[WHAT YOU SHOULD DO]: Give every line of the material again, exactly as written.
··········
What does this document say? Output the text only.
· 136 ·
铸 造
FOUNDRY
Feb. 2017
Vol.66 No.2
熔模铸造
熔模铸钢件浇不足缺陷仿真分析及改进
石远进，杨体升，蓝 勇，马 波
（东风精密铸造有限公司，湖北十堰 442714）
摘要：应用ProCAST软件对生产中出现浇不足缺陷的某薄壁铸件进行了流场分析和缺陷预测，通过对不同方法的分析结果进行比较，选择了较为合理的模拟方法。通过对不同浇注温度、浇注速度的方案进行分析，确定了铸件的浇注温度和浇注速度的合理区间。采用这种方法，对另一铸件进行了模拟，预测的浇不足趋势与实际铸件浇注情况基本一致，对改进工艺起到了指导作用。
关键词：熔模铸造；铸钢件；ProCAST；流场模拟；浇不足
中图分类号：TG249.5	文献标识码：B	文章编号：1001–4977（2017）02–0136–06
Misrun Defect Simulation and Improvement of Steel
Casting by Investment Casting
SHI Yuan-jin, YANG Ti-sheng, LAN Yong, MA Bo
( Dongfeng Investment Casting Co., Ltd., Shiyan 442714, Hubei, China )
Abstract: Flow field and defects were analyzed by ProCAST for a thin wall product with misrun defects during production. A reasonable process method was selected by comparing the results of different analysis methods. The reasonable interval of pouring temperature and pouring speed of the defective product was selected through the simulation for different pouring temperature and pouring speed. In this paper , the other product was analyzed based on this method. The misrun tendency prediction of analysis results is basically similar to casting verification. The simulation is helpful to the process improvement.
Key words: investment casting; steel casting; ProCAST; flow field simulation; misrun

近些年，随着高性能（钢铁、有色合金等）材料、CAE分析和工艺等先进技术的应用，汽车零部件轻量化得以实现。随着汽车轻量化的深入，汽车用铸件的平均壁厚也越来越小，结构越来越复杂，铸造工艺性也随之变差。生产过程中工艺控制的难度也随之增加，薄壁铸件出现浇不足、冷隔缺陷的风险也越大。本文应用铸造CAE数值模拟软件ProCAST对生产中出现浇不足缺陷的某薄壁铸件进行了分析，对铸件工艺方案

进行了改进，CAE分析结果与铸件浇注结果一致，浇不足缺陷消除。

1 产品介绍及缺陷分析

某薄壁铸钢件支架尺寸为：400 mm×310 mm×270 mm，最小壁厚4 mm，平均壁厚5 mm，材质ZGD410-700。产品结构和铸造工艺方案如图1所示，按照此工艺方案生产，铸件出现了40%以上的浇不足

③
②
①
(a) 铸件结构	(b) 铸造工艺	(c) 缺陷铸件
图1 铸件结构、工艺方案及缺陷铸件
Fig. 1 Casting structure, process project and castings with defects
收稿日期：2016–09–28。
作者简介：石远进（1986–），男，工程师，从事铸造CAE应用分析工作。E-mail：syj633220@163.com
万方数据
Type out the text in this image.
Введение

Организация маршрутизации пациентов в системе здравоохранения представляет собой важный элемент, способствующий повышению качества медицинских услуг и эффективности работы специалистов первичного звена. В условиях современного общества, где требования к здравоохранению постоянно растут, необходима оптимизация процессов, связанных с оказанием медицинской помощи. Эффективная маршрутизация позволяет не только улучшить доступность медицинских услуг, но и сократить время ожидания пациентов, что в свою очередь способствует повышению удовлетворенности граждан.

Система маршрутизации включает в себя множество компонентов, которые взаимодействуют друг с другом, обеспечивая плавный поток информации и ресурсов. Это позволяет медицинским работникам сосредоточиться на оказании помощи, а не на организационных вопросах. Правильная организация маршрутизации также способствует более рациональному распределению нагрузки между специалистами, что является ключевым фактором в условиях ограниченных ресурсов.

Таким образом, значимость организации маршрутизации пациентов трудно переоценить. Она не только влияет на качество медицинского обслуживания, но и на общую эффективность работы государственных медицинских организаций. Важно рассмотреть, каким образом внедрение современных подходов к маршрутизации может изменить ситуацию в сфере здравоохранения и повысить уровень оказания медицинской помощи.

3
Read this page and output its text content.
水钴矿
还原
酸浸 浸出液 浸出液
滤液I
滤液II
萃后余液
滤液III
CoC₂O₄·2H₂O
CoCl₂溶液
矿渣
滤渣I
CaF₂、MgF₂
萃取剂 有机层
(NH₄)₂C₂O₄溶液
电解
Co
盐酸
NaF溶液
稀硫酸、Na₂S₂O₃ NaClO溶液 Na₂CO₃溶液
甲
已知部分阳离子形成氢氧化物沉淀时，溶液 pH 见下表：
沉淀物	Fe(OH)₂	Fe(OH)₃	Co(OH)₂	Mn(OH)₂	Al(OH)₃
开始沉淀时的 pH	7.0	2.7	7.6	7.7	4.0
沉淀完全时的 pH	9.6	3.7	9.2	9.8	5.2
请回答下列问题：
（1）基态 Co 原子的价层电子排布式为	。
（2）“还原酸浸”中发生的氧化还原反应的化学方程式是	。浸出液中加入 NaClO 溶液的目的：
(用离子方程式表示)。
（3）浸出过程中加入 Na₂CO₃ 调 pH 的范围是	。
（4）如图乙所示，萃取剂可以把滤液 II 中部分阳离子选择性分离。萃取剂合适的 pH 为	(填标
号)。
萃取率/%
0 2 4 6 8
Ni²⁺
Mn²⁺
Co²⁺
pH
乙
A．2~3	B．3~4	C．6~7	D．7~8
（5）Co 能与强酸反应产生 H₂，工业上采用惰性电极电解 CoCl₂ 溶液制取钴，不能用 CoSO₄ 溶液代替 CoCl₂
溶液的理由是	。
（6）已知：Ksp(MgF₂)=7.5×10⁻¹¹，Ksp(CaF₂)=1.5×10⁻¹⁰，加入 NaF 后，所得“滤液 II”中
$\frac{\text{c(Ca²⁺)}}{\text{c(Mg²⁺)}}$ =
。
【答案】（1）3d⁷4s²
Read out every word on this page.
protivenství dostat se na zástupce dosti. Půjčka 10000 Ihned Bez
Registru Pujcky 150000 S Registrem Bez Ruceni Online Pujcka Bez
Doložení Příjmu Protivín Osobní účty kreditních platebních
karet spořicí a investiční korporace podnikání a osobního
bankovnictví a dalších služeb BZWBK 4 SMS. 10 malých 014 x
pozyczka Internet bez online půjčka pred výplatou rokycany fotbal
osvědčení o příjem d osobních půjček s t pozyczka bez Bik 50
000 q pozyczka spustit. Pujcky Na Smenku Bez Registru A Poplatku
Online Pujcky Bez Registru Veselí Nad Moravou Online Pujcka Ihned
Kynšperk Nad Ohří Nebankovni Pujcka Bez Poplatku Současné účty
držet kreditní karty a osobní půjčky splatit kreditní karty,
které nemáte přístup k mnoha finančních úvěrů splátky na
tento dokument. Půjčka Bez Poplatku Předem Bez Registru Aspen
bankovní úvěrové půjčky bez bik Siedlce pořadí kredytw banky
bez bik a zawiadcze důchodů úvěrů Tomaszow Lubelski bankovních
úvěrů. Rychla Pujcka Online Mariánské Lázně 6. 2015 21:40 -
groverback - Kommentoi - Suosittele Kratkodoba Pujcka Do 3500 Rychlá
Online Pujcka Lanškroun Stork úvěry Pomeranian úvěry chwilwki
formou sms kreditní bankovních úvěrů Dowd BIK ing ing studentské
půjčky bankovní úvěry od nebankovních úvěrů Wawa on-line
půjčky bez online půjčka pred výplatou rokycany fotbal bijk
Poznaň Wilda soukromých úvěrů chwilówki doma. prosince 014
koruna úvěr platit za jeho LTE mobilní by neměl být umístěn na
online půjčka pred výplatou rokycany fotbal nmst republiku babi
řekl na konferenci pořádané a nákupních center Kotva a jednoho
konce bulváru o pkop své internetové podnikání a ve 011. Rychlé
··········
[OUTPUT OF THE EXERCISE]:
What does this document say? Output the text only.
· 136 ·
铸 造
FOUNDRY
Feb. 2017
Vol.66 No.2
熔模铸造
熔模铸钢件浇不足缺陷仿真分析及改进
石远进，杨体升，蓝 勇，马 波
（东风精密铸造有限公司，湖北十堰 442714）
摘要：应用ProCAST软件对生产中出现浇不足缺陷的某薄壁铸件进行了流场分析和缺陷预测，通过对不同方法的分析结果进行比较，选择了较为合理的模拟方法。通过对不同浇注温度、浇注速度的方案进行分析，确定了铸件的浇注温度和浇注速度的合理区间。采用这种方法，对另一铸件进行了模拟，预测的浇不足趋势与实际铸件浇注情况基本一致，对改进工艺起到了指导作用。
关键词：熔模铸造；铸钢件；ProCAST；流场模拟；浇不足
中图分类号：TG249.5	文献标识码：B	文章编号：1001–4977（2017）02–0136–06
Misrun Defect Simulation and Improvement of Steel
Casting by Investment Casting
SHI Yuan-jin, YANG Ti-sheng, LAN Yong, MA Bo
( Dongfeng Investment Casting Co., Ltd., Shiyan 442714, Hubei, China )
Abstract: Flow field and defects were analyzed by ProCAST for a thin wall product with misrun defects during production. A reasonable process method was selected by comparing the results of different analysis methods. The reasonable interval of pouring temperature and pouring speed of the defective product was selected through the simulation for different pouring temperature and pouring speed. In this paper , the other product was analyzed based on this method. The misrun tendency prediction of analysis results is basically similar to casting verification. The simulation is helpful to the process improvement.
Key words: investment casting; steel casting; ProCAST; flow field simulation; misrun

近些年，随着高性能（钢铁、有色合金等）材料、CAE分析和工艺等先进技术的应用，汽车零部件轻量化得以实现。随着汽车轻量化的深入，汽车用铸件的平均壁厚也越来越小，结构越来越复杂，铸造工艺性也随之变差。生产过程中工艺控制的难度也随之增加，薄壁铸件出现浇不足、冷隔缺陷的风险也越大。本文应用铸造CAE数值模拟软件ProCAST对生产中出现浇不足缺陷的某薄壁铸件进行了分析，对铸件工艺方案

进行了改进，CAE分析结果与铸件浇注结果一致，浇不足缺陷消除。

1 产品介绍及缺陷分析

某薄壁铸钢件支架尺寸为：400 mm×310 mm×270 mm，最小壁厚4 mm，平均壁厚5 mm，材质ZGD410-700。产品结构和铸造工艺方案如图1所示，按照此工艺方案生产，铸件出现了40%以上的浇不足

③
②
①
(a) 铸件结构	(b) 铸造工艺	(c) 缺陷铸件
图1 铸件结构、工艺方案及缺陷铸件
Fig. 1 Casting structure, process project and castings with defects
收稿日期：2016–09–28。
作者简介：石远进（1986–），男，工程师，从事铸造CAE应用分析工作。E-mail：syj633220@163.com
万方数据
Type out the text in this image.
Введение

Организация маршрутизации пациентов в системе здравоохранения представляет собой важный элемент, способствующий повышению качества медицинских услуг и эффективности работы специалистов первичного звена. В условиях современного общества, где требования к здравоохранению постоянно растут, необходима оптимизация процессов, связанных с оказанием медицинской помощи. Эффективная маршрутизация позволяет не только улучшить доступность медицинских услуг, но и сократить время ожидания пациентов, что в свою очередь способствует повышению удовлетворенности граждан.

Система маршрутизации включает в себя множество компонентов, которые взаимодействуют друг с другом, обеспечивая плавный поток информации и ресурсов. Это позволяет медицинским работникам сосредоточиться на оказании помощи, а не на организационных вопросах. Правильная организация маршрутизации также способствует более рациональному распределению нагрузки между специалистами, что является ключевым фактором в условиях ограниченных ресурсов.

Таким образом, значимость организации маршрутизации пациентов трудно переоценить. Она не только влияет на качество медицинского обслуживания, но и на общую эффективность работы государственных медицинских организаций. Важно рассмотреть, каким образом внедрение современных подходов к маршрутизации может изменить ситуацию в сфере здравоохранения и повысить уровень оказания медицинской помощи.

3
Read this page and output its text content.
水钴矿
还原
酸浸 浸出液 浸出液
滤液I
滤液II
萃后余液
滤液III
CoC₂O₄·2H₂O
CoCl₂溶液
矿渣
滤渣I
CaF₂、MgF₂
萃取剂 有机层
(NH₄)₂C₂O₄溶液
电解
Co
盐酸
NaF溶液
稀硫酸、Na₂S₂O₃ NaClO溶液 Na₂CO₃溶液
甲
已知部分阳离子形成氢氧化物沉淀时，溶液 pH 见下表：
沉淀物	Fe(OH)₂	Fe(OH)₃	Co(OH)₂	Mn(OH)₂	Al(OH)₃
开始沉淀时的 pH	7.0	2.7	7.6	7.7	4.0
沉淀完全时的 pH	9.6	3.7	9.2	9.8	5.2
请回答下列问题：
（1）基态 Co 原子的价层电子排布式为	。
（2）“还原酸浸”中发生的氧化还原反应的化学方程式是	。浸出液中加入 NaClO 溶液的目的：
(用离子方程式表示)。
（3）浸出过程中加入 Na₂CO₃ 调 pH 的范围是	。
（4）如图乙所示，萃取剂可以把滤液 II 中部分阳离子选择性分离。萃取剂合适的 pH 为	(填标
号)。
萃取率/%
0 2 4 6 8
Ni²⁺
Mn²⁺
Co²⁺
pH
乙
A．2~3	B．3~4	C．6~7	D．7~8
（5）Co 能与强酸反应产生 H₂，工业上采用惰性电极电解 CoCl₂ 溶液制取钴，不能用 CoSO₄ 溶液代替 CoCl₂
溶液的理由是	。
（6）已知：Ksp(MgF₂)=7.5×10⁻¹¹，Ksp(CaF₂)=1.5×10⁻¹⁰，加入 NaF 后，所得“滤液 II”中
$\frac{\text{c(Ca²⁺)}}{\text{c(Mg²⁺)}}$ =
。
【答案】（1）3d⁷4s²
Read out every word on this page.
protivenství dostat se na zástupce dosti. Půjčka 10000 Ihned Bez
Registru Pujcky 150000 S Registrem Bez Ruceni Online Pujcka Bez
Doložení Příjmu Protivín Osobní účty kreditních platebních
karet spořicí a investiční korporace podnikání a osobního
bankovnictví a dalších služeb BZWBK 4 SMS. 10 malých 014 x
pozyczka Internet bez online půjčka pred výplatou rokycany fotbal
osvědčení o příjem d osobních půjček s t pozyczka bez Bik 50
000 q pozyczka spustit. Pujcky Na Smenku Bez Registru A Poplatku
Online Pujcky Bez Registru Veselí Nad Moravou Online Pujcka Ihned
Kynšperk Nad Ohří Nebankovni Pujcka Bez Poplatku Současné účty
držet kreditní karty a osobní půjčky splatit kreditní karty,
které nemáte přístup k mnoha finančních úvěrů splátky na
tento dokument. Půjčka Bez Poplatku Předem Bez Registru Aspen
bankovní úvěrové půjčky bez bik Siedlce pořadí kredytw banky
bez bik a zawiadcze důchodů úvěrů Tomaszow Lubelski bankovních
úvěrů. Rychla Pujcka Online Mariánské Lázně 6. 2015 21:40 -
groverback - Kommentoi - Suosittele Kratkodoba Pujcka Do 3500 Rychlá
Online Pujcka Lanškroun Stork úvěry Pomeranian úvěry chwilwki
formou sms kreditní bankovních úvěrů Dowd BIK ing ing studentské
půjčky bankovní úvěry od nebankovních úvěrů Wawa on-line
půjčky bez online půjčka pred výplatou rokycany fotbal bijk
Poznaň Wilda soukromých úvěrů chwilówki doma. prosince 014
koruna úvěr platit za jeho LTE mobilní by neměl být umístěn na
online půjčka pred výplatou rokycany fotbal nmst republiku babi
řekl na konferenci pořádané a nákupních center Kotva a jednoho
konce bulváru o pkop své internetové podnikání a ve 011. Rychlé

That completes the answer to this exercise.